→ JOBS
- 1) In the piece on language and the Sydney shooting, what book does the writer call an antidote to a post-modern English degree?
- 2) Carry on the piece on language and the Sydney shooting from its last line.

Kevin Vanhoozer’s Is There a Meaning In This Text? was a wonderful antidote to  my post-modern English degree by the way.  All along I had been told that language should be no longer used as a power play, but simply as a play thing.  We were lulled into believing that language could mean anything.

Well we were at university anyway.  Once language grew up, shaved, bought a suit and tie and started working in the liberal establishments, it gave up such childish notions. Once again it became a power play. But things did not revert to the old ways.  There was no way language was going to be given back to the old power structures that had so miserably failed our Western world.  Having been emptied of one meaning, language now had to be refilled with new meaning, ready to renew and recreate a world in another likeness altogether.

I was reminded of this again in comments made on the ABC news24 channel following the terrible shooting at a police station in Sydney on Friday. In that incident a civilian employee was murdered by a 15 year old radicalised Muslim boy, who in turn was shot dead by police.

Now, I have not seen the interview, but there’s a screen shot and a Facebook comment about it by respected Australian Christian historian at Macquarie University and founding director of the Centre for Public Christianity, John Dickson.  He remarks:

Just heard this ABC commentator say, “We have to empower people in schools, people in mosques, people in churches to be able to see the beginnings of radicalisation.”

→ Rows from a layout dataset
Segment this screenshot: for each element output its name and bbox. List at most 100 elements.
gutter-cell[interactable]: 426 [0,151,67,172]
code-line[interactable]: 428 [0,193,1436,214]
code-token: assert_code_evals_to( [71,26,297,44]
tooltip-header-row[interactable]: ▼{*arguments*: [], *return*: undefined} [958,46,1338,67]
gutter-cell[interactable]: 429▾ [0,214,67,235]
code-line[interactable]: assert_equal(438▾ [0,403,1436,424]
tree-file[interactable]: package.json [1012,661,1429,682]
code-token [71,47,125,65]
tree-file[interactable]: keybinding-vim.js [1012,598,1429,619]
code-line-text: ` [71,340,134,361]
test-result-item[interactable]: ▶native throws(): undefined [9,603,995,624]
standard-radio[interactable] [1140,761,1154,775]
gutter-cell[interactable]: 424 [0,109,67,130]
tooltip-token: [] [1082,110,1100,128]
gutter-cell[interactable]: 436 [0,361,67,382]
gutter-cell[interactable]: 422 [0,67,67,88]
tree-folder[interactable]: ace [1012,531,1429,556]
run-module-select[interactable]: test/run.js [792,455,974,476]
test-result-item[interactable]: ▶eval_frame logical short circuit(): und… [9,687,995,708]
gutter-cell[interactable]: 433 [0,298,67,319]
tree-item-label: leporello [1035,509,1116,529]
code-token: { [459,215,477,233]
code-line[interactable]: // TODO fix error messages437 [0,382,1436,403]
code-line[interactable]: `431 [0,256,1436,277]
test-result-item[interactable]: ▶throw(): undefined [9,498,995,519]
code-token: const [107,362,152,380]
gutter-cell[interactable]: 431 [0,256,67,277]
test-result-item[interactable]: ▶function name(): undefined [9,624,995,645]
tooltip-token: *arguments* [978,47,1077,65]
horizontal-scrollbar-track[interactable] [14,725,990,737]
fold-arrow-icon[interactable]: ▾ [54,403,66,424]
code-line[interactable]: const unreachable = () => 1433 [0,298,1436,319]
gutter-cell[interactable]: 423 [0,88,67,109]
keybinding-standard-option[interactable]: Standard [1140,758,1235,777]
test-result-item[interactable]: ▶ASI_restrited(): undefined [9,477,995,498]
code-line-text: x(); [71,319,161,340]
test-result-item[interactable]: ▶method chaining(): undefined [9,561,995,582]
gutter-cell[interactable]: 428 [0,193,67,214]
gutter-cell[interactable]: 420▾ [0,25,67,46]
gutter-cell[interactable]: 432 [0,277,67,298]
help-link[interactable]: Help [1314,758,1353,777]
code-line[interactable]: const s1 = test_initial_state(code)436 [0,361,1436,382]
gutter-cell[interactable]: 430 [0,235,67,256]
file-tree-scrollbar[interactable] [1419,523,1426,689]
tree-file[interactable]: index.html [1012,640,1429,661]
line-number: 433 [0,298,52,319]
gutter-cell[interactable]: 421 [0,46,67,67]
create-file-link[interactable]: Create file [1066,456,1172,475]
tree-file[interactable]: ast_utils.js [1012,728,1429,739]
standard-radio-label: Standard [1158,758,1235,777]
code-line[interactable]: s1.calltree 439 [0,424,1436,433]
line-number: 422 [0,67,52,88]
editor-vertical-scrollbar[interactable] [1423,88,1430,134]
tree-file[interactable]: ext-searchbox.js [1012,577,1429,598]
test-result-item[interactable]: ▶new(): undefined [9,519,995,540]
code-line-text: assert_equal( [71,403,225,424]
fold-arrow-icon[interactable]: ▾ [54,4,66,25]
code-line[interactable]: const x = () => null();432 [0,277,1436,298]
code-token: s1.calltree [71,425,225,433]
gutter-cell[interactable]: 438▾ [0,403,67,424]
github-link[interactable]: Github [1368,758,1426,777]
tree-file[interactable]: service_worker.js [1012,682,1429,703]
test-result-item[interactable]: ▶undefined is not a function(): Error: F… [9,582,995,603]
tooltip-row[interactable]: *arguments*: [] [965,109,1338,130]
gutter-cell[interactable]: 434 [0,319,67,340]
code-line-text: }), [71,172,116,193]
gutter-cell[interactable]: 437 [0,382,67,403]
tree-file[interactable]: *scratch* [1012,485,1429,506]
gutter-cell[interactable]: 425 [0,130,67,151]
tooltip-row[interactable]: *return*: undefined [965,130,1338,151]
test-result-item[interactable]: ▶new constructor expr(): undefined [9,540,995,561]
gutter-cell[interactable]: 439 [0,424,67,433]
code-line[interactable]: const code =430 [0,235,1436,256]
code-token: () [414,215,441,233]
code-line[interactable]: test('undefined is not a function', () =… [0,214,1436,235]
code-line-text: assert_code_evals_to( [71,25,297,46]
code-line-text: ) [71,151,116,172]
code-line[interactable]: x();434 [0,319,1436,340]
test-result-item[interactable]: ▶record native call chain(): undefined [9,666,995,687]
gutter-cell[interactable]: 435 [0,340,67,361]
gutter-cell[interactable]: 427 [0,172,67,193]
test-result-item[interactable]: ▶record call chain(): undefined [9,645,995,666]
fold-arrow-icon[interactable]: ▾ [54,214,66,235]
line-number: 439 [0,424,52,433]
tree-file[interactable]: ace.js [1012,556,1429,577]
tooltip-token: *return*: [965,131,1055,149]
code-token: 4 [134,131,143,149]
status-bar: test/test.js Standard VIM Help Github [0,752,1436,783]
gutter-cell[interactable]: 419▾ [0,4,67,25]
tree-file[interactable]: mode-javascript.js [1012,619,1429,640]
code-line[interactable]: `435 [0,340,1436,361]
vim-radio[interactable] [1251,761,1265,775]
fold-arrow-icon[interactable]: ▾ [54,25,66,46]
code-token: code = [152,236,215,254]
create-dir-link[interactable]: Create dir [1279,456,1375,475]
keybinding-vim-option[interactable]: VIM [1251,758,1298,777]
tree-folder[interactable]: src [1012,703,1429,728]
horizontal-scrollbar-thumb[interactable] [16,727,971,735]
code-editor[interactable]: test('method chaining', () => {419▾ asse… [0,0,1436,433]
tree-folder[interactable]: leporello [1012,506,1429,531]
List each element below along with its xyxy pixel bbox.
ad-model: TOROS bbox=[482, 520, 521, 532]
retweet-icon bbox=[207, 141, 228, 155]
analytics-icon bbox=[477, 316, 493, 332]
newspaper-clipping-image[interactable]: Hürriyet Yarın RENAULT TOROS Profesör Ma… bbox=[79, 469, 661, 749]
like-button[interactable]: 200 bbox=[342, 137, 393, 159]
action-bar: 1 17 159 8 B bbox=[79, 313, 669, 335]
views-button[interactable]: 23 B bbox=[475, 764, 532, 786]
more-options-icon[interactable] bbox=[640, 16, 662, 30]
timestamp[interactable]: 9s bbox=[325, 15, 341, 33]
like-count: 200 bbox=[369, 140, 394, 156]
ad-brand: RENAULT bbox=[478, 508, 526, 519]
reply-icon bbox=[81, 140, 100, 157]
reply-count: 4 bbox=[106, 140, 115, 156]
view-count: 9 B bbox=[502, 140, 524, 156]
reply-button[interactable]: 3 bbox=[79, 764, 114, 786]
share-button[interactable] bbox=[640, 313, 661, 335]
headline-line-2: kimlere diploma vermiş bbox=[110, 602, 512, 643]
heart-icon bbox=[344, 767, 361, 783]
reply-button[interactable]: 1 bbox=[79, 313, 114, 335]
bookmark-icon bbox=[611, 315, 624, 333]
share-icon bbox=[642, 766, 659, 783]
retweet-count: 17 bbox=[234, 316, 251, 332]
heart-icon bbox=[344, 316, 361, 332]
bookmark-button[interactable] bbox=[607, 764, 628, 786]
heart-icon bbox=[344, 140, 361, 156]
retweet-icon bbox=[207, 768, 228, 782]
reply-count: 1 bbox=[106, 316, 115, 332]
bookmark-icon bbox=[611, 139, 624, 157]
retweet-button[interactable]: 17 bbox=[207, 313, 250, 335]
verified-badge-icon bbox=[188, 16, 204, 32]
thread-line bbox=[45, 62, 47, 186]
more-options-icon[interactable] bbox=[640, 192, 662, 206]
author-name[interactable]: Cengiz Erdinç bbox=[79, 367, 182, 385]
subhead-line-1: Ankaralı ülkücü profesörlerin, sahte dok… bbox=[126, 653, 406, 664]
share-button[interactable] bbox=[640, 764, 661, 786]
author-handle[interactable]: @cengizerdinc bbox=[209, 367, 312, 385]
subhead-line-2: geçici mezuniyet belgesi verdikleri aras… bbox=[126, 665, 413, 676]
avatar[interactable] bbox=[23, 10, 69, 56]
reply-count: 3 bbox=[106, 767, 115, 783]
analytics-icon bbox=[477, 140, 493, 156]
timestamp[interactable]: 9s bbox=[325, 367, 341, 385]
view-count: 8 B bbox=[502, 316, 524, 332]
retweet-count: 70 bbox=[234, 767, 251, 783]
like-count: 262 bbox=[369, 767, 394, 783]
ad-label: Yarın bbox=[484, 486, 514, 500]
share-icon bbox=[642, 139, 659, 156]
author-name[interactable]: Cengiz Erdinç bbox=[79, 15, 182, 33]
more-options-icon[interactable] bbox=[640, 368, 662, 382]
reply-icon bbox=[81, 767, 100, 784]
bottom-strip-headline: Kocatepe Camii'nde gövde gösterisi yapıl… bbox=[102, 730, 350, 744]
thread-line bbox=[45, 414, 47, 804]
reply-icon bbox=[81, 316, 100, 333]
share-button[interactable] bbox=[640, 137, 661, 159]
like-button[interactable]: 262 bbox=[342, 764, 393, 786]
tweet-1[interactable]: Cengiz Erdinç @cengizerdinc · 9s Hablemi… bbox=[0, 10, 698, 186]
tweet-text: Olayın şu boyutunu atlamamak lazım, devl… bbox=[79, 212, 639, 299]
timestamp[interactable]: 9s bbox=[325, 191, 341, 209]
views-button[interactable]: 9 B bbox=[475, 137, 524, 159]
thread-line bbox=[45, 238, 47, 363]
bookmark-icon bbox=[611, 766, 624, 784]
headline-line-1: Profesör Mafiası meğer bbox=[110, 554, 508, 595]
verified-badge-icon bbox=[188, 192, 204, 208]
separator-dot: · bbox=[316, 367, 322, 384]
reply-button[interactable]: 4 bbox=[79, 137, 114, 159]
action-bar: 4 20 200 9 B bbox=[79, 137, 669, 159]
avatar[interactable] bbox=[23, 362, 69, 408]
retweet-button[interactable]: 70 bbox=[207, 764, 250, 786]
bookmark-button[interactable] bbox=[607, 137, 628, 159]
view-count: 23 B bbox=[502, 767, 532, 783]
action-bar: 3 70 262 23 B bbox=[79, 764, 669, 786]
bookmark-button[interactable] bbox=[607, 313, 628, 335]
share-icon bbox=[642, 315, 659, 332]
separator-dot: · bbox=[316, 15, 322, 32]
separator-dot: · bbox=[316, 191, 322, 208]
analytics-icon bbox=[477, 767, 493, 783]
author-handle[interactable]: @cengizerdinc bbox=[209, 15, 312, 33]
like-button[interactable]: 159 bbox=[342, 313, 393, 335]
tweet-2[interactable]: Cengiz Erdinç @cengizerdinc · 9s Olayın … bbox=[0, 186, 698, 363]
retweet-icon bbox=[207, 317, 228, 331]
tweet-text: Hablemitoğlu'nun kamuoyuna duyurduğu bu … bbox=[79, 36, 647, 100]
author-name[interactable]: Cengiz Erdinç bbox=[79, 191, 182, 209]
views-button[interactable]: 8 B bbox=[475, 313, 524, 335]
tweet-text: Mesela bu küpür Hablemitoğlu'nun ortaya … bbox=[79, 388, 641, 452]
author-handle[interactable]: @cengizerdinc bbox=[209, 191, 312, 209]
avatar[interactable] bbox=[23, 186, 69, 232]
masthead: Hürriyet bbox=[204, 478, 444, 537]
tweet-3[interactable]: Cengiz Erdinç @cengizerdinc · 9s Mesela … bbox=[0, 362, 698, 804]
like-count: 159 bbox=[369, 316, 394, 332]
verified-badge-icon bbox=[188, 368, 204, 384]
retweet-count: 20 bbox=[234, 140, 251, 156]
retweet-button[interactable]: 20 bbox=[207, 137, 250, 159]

→ ANSWERS PROVIDED
- 1) Kevin Vanhoozer's Is There a Meaning In This Text?

- 2)
I don’t know if it was a slip of the tongue or a studied attempt to take the focus off Islam by spreading the risk of homegrown terrorism to the Christian community as well, but it was striking.”

Striking yes. Slip of the tongue, probably not. It seems astonishing that it was not challenged.  Is there really an underlying belief that in light of this incident last week, that churches are also a breeding ground for such radicalisation? That somehow the average sermon in the average Australian church is fomenting a Christian form of jihad among its young people?

The irony is delicious. Here we have been for years, lamenting how so much of Western evangelicalism has been too much like the surrounding culture, giving itself over to “your best life now” prosperity gospel, when all along the problem is that we have not been enough like the culture! When all along we have been running the risk of being radicalised. Utter tosh, unless of course, you’re reading mainstream evangelicalism through the grid of outlying prepper groups in the back blocks of Montana (which if you are a cultural elite who has never darkened the door of the average Australian evangelical church, you probably are).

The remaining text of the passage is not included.